▶ **Given problem**
Copy out the listing that follows, exact in every word, and skip the images.

▶ **Data for the task**
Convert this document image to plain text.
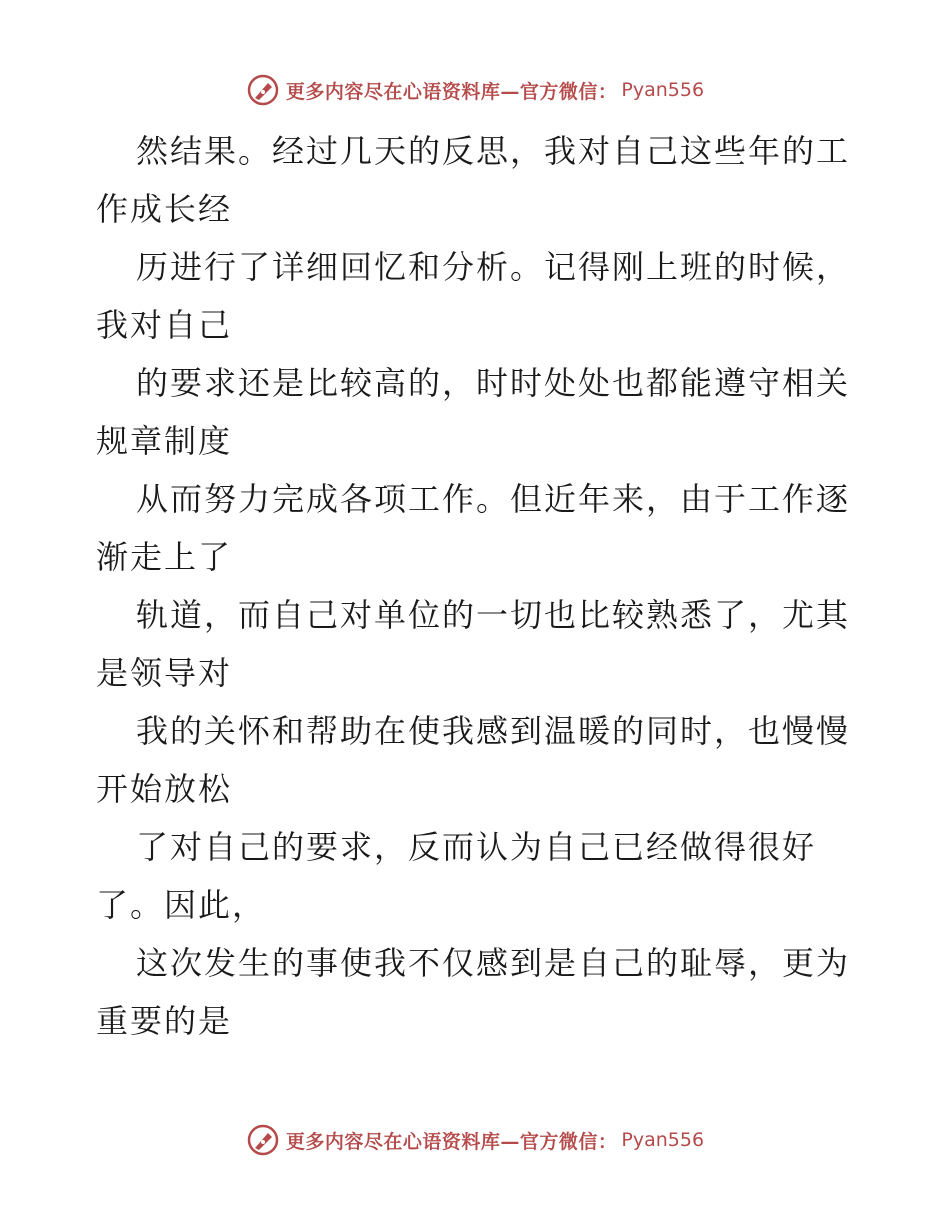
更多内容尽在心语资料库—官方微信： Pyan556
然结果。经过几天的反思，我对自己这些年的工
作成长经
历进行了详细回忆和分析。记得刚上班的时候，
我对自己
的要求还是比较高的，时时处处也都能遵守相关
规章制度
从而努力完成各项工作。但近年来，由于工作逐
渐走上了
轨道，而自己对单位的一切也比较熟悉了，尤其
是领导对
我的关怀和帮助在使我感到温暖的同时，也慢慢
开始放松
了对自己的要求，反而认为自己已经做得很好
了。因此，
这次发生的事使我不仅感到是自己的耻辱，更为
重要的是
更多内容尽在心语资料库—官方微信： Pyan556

▶ **The answer**
Convert this document image to plain text.
更多内容尽在心语资料库—官方微信： Pyan556
然结果。经过几天的反思，我对自己这些年的工
作成长经
历进行了详细回忆和分析。记得刚上班的时候，
我对自己
的要求还是比较高的，时时处处也都能遵守相关
规章制度
从而努力完成各项工作。但近年来，由于工作逐
渐走上了
轨道，而自己对单位的一切也比较熟悉了，尤其
是领导对
我的关怀和帮助在使我感到温暖的同时，也慢慢
开始放松
了对自己的要求，反而认为自己已经做得很好
了。因此，
这次发生的事使我不仅感到是自己的耻辱，更为
重要的是
更多内容尽在心语资料库—官方微信： Pyan556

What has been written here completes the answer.